**DIRECTIVE:** Look through the data below. Pick out the lines holding the string "such".

**EXTRACTED INFORMATION:**
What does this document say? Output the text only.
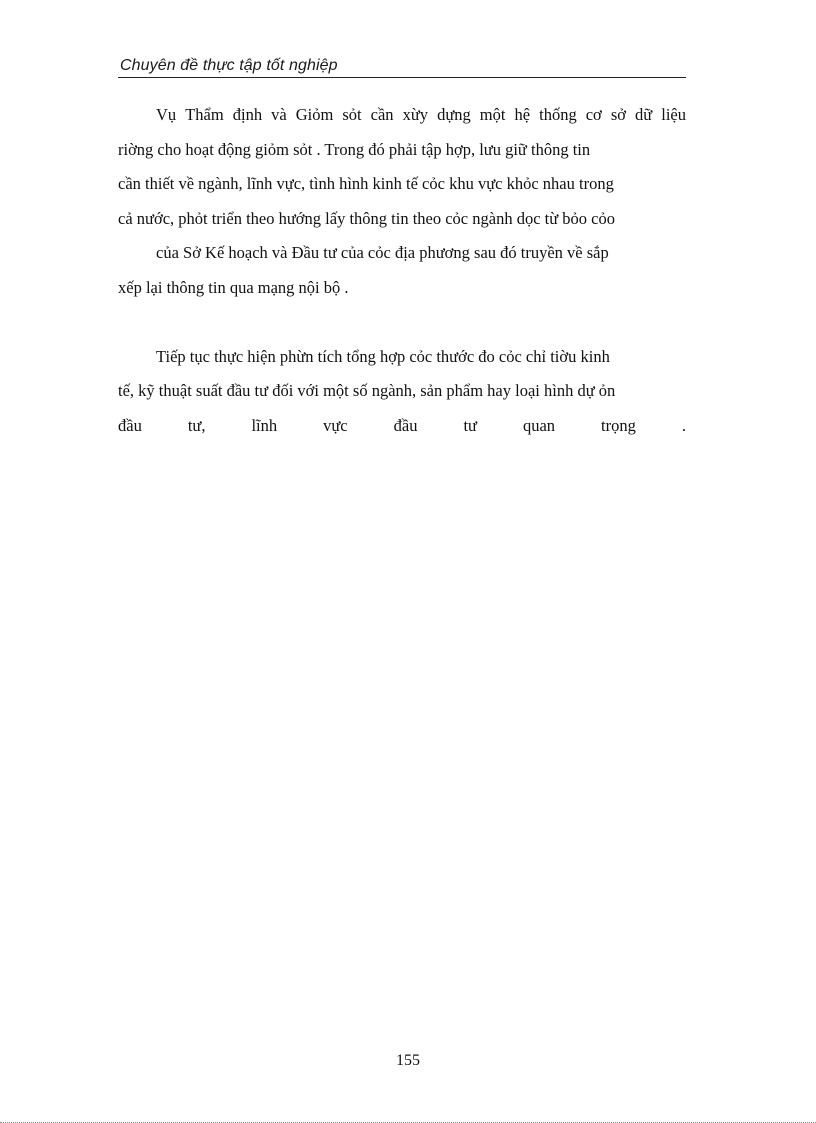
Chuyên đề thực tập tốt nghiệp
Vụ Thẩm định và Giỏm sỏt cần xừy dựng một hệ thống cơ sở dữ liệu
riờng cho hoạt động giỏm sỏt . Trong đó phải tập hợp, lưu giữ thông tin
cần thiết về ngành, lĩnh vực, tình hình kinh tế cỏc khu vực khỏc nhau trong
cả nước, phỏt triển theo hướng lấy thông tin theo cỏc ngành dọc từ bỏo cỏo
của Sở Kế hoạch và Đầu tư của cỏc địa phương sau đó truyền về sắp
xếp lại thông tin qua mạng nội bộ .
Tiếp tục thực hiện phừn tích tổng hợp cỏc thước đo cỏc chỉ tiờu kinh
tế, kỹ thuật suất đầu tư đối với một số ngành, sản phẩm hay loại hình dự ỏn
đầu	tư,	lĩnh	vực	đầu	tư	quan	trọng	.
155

--

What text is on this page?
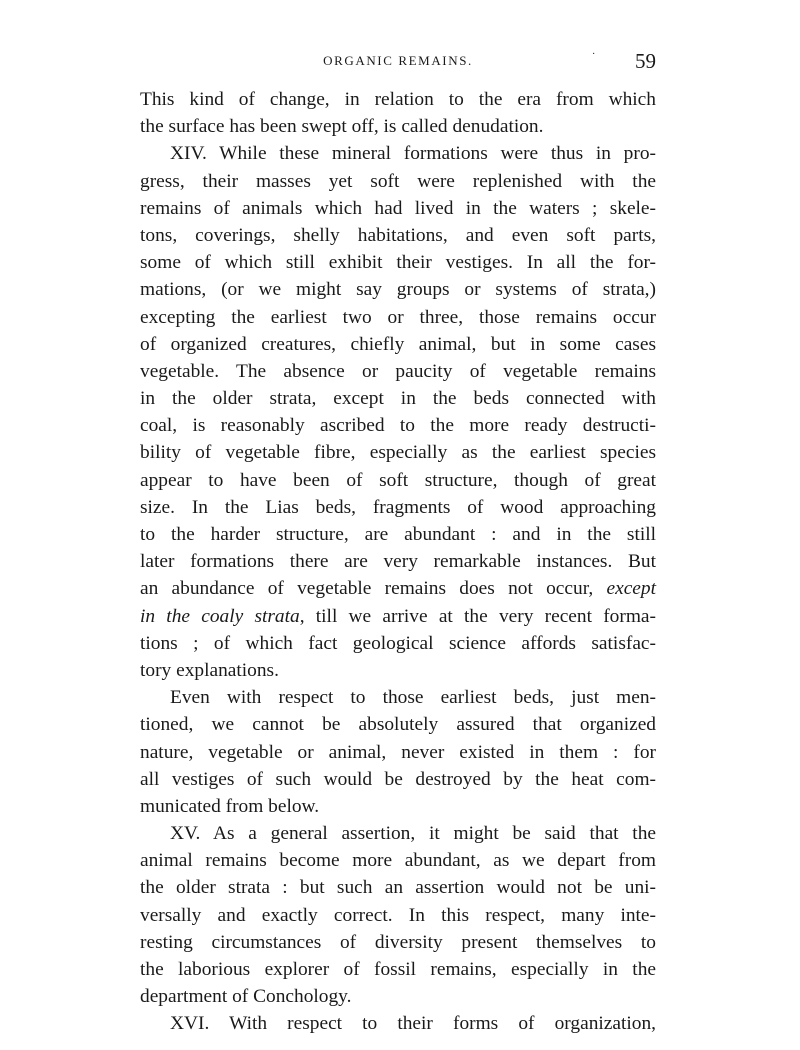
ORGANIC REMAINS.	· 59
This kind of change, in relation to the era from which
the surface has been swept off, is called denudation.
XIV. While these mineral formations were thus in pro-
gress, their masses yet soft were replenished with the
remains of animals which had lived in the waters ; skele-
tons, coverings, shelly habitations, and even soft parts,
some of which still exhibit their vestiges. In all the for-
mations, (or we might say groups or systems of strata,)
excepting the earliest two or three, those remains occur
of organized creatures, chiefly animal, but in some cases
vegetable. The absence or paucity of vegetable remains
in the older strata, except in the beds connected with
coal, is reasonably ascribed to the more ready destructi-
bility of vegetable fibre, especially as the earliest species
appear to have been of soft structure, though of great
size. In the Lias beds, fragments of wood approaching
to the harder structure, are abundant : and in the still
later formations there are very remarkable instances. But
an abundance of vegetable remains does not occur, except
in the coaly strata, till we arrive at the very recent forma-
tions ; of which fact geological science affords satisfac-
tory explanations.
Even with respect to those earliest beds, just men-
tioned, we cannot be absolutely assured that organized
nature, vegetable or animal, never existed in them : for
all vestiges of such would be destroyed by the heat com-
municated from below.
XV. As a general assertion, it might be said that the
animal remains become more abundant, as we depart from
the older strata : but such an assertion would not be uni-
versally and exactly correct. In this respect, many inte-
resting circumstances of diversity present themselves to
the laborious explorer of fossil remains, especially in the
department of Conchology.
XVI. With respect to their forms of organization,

--

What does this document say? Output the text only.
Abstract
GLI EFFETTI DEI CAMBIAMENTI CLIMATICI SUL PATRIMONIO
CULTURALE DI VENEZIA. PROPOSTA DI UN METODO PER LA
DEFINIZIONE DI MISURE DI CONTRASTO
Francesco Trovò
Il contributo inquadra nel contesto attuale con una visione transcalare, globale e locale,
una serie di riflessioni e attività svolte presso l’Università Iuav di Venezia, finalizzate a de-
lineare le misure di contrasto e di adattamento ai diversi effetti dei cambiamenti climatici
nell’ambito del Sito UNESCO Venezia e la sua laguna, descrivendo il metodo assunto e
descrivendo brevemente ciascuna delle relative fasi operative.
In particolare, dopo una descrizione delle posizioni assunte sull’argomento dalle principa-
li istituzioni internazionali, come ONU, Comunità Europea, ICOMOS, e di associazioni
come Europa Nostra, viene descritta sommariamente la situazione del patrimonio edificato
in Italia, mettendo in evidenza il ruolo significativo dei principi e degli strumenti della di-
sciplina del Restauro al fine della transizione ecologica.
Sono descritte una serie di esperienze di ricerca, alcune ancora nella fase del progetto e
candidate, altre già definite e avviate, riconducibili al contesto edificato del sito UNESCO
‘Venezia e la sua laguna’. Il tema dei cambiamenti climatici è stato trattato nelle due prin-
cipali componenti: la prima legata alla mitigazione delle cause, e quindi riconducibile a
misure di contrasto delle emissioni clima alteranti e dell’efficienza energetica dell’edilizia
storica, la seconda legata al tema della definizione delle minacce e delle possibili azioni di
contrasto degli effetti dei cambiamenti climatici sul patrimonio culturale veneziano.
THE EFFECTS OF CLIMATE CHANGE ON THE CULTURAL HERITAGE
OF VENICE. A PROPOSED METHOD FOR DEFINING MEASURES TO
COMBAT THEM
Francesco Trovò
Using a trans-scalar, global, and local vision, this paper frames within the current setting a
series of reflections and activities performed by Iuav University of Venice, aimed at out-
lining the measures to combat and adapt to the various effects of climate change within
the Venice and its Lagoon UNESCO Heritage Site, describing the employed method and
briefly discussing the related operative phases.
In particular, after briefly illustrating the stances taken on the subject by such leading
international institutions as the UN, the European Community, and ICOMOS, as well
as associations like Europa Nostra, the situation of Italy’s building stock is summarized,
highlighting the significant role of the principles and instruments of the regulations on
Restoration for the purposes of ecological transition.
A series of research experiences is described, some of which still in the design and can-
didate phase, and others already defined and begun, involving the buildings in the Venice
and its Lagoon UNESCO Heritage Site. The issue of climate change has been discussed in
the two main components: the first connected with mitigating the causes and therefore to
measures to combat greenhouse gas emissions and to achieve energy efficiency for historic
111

**WRITTEN SOLUTION:**
all vestiges of such would be destroyed by the heat com-
the older strata : but such an assertion would not be uni-
In particular, after briefly illustrating the stances taken on the subject by such leading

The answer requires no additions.